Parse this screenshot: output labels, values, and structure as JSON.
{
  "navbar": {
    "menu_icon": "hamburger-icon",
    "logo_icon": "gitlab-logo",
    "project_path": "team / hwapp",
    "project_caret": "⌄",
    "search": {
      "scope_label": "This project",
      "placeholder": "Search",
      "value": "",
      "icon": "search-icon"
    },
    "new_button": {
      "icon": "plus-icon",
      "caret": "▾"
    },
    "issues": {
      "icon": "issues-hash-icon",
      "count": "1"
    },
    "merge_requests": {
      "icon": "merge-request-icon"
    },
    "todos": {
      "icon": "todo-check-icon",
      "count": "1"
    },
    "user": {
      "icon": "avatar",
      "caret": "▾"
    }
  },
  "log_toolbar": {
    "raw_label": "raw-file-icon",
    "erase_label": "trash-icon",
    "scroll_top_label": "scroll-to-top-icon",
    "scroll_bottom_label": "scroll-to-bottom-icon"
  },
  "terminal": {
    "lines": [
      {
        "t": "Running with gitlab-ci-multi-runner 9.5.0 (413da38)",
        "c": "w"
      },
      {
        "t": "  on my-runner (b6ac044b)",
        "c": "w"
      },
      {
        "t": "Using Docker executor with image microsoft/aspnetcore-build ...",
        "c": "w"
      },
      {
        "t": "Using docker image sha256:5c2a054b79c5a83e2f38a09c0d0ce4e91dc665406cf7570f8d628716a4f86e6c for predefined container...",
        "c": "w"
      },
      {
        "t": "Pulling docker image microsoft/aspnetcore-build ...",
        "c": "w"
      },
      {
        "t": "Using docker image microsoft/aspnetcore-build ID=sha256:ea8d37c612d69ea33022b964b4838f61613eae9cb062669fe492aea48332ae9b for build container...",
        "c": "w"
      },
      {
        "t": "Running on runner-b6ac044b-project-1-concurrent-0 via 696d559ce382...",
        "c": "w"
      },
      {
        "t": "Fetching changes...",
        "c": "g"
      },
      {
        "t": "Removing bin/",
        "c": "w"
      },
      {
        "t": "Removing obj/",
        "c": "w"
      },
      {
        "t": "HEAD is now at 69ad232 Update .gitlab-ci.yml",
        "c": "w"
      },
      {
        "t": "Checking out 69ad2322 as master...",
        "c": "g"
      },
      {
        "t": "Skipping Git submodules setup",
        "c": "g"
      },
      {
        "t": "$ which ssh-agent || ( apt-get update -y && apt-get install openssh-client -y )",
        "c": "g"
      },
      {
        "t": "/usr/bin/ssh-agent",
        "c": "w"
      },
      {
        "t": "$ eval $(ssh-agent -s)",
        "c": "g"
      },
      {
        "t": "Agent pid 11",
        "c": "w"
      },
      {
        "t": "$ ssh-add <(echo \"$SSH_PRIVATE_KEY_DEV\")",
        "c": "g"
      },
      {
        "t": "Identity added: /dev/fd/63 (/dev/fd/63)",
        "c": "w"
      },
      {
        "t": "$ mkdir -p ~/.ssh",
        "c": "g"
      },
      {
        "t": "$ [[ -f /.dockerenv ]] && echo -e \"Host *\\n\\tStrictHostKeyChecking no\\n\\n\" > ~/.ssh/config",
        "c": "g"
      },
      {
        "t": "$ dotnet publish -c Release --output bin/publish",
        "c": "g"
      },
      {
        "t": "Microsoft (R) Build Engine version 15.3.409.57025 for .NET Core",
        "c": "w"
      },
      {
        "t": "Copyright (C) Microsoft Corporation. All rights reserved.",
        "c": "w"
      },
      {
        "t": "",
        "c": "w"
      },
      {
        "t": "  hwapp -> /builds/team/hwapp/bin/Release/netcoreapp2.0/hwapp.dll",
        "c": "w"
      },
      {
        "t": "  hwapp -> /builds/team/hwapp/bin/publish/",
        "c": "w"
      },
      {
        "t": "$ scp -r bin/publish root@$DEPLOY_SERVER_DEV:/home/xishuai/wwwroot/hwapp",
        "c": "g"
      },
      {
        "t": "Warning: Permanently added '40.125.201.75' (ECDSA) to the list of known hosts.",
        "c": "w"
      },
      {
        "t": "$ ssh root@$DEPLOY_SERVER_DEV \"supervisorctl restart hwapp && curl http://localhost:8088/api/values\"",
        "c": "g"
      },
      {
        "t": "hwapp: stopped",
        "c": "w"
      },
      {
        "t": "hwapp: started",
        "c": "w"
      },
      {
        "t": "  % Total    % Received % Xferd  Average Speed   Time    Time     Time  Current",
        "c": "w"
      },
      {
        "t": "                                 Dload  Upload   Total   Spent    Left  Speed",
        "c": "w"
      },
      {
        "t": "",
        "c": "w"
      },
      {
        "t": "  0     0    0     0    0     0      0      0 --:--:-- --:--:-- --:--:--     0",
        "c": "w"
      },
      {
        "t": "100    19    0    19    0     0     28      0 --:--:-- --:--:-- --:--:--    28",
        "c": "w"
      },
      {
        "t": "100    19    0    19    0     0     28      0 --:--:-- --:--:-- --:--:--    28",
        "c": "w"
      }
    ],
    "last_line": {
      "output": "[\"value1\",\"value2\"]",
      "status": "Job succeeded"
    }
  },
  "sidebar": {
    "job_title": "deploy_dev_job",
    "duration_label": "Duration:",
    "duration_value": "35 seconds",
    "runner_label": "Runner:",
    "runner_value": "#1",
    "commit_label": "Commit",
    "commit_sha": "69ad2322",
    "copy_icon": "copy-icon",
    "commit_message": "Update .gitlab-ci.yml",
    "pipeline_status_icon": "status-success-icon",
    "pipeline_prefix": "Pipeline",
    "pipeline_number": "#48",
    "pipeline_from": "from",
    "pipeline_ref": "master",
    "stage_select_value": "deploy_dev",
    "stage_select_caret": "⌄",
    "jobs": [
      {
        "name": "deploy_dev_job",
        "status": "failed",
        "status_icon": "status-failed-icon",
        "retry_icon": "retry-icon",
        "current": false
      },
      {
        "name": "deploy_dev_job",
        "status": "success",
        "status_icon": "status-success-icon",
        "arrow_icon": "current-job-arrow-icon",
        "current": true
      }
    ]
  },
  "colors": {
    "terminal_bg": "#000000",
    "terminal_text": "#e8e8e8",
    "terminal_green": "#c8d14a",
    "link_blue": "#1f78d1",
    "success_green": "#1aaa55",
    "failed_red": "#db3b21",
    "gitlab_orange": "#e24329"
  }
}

──────

* Work to be completed *
Print out every record again, exactly and in full.

* Solution *
Parse this screenshot: output labels, values, and structure as JSON.
{
  "navbar": {
    "menu_icon": "hamburger-icon",
    "logo_icon": "gitlab-logo",
    "project_path": "team / hwapp",
    "project_caret": "⌄",
    "search": {
      "scope_label": "This project",
      "placeholder": "Search",
      "value": "",
      "icon": "search-icon"
    },
    "new_button": {
      "icon": "plus-icon",
      "caret": "▾"
    },
    "issues": {
      "icon": "issues-hash-icon",
      "count": "1"
    },
    "merge_requests": {
      "icon": "merge-request-icon"
    },
    "todos": {
      "icon": "todo-check-icon",
      "count": "1"
    },
    "user": {
      "icon": "avatar",
      "caret": "▾"
    }
  },
  "log_toolbar": {
    "raw_label": "raw-file-icon",
    "erase_label": "trash-icon",
    "scroll_top_label": "scroll-to-top-icon",
    "scroll_bottom_label": "scroll-to-bottom-icon"
  },
  "terminal": {
    "lines": [
      {
        "t": "Running with gitlab-ci-multi-runner 9.5.0 (413da38)",
        "c": "w"
      },
      {
        "t": "  on my-runner (b6ac044b)",
        "c": "w"
      },
      {
        "t": "Using Docker executor with image microsoft/aspnetcore-build ...",
        "c": "w"
      },
      {
        "t": "Using docker image sha256:5c2a054b79c5a83e2f38a09c0d0ce4e91dc665406cf7570f8d628716a4f86e6c for predefined container...",
        "c": "w"
      },
      {
        "t": "Pulling docker image microsoft/aspnetcore-build ...",
        "c": "w"
      },
      {
        "t": "Using docker image microsoft/aspnetcore-build ID=sha256:ea8d37c612d69ea33022b964b4838f61613eae9cb062669fe492aea48332ae9b for build container...",
        "c": "w"
      },
      {
        "t": "Running on runner-b6ac044b-project-1-concurrent-0 via 696d559ce382...",
        "c": "w"
      },
      {
        "t": "Fetching changes...",
        "c": "g"
      },
      {
        "t": "Removing bin/",
        "c": "w"
      },
      {
        "t": "Removing obj/",
        "c": "w"
      },
      {
        "t": "HEAD is now at 69ad232 Update .gitlab-ci.yml",
        "c": "w"
      },
      {
        "t": "Checking out 69ad2322 as master...",
        "c": "g"
      },
      {
        "t": "Skipping Git submodules setup",
        "c": "g"
      },
      {
        "t": "$ which ssh-agent || ( apt-get update -y && apt-get install openssh-client -y )",
        "c": "g"
      },
      {
        "t": "/usr/bin/ssh-agent",
        "c": "w"
      },
      {
        "t": "$ eval $(ssh-agent -s)",
        "c": "g"
      },
      {
        "t": "Agent pid 11",
        "c": "w"
      },
      {
        "t": "$ ssh-add <(echo \"$SSH_PRIVATE_KEY_DEV\")",
        "c": "g"
      },
      {
        "t": "Identity added: /dev/fd/63 (/dev/fd/63)",
        "c": "w"
      },
      {
        "t": "$ mkdir -p ~/.ssh",
        "c": "g"
      },
      {
        "t": "$ [[ -f /.dockerenv ]] && echo -e \"Host *\\n\\tStrictHostKeyChecking no\\n\\n\" > ~/.ssh/config",
        "c": "g"
      },
      {
        "t": "$ dotnet publish -c Release --output bin/publish",
        "c": "g"
      },
      {
        "t": "Microsoft (R) Build Engine version 15.3.409.57025 for .NET Core",
        "c": "w"
      },
      {
        "t": "Copyright (C) Microsoft Corporation. All rights reserved.",
        "c": "w"
      },
      {
        "t": "",
        "c": "w"
      },
      {
        "t": "  hwapp -> /builds/team/hwapp/bin/Release/netcoreapp2.0/hwapp.dll",
        "c": "w"
      },
      {
        "t": "  hwapp -> /builds/team/hwapp/bin/publish/",
        "c": "w"
      },
      {
        "t": "$ scp -r bin/publish root@$DEPLOY_SERVER_DEV:/home/xishuai/wwwroot/hwapp",
        "c": "g"
      },
      {
        "t": "Warning: Permanently added '40.125.201.75' (ECDSA) to the list of known hosts.",
        "c": "w"
      },
      {
        "t": "$ ssh root@$DEPLOY_SERVER_DEV \"supervisorctl restart hwapp && curl http://localhost:8088/api/values\"",
        "c": "g"
      },
      {
        "t": "hwapp: stopped",
        "c": "w"
      },
      {
        "t": "hwapp: started",
        "c": "w"
      },
      {
        "t": "  % Total    % Received % Xferd  Average Speed   Time    Time     Time  Current",
        "c": "w"
      },
      {
        "t": "                                 Dload  Upload   Total   Spent    Left  Speed",
        "c": "w"
      },
      {
        "t": "",
        "c": "w"
      },
      {
        "t": "  0     0    0     0    0     0      0      0 --:--:-- --:--:-- --:--:--     0",
        "c": "w"
      },
      {
        "t": "100    19    0    19    0     0     28      0 --:--:-- --:--:-- --:--:--    28",
        "c": "w"
      },
      {
        "t": "100    19    0    19    0     0     28      0 --:--:-- --:--:-- --:--:--    28",
        "c": "w"
      }
    ],
    "last_line": {
      "output": "[\"value1\",\"value2\"]",
      "status": "Job succeeded"
    }
  },
  "sidebar": {
    "job_title": "deploy_dev_job",
    "duration_label": "Duration:",
    "duration_value": "35 seconds",
    "runner_label": "Runner:",
    "runner_value": "#1",
    "commit_label": "Commit",
    "commit_sha": "69ad2322",
    "copy_icon": "copy-icon",
    "commit_message": "Update .gitlab-ci.yml",
    "pipeline_status_icon": "status-success-icon",
    "pipeline_prefix": "Pipeline",
    "pipeline_number": "#48",
    "pipeline_from": "from",
    "pipeline_ref": "master",
    "stage_select_value": "deploy_dev",
    "stage_select_caret": "⌄",
    "jobs": [
      {
        "name": "deploy_dev_job",
        "status": "failed",
        "status_icon": "status-failed-icon",
        "retry_icon": "retry-icon",
        "current": false
      },
      {
        "name": "deploy_dev_job",
        "status": "success",
        "status_icon": "status-success-icon",
        "arrow_icon": "current-job-arrow-icon",
        "current": true
      }
    ]
  },
  "colors": {
    "terminal_bg": "#000000",
    "terminal_text": "#e8e8e8",
    "terminal_green": "#c8d14a",
    "link_blue": "#1f78d1",
    "success_green": "#1aaa55",
    "failed_red": "#db3b21",
    "gitlab_orange": "#e24329"
  }
}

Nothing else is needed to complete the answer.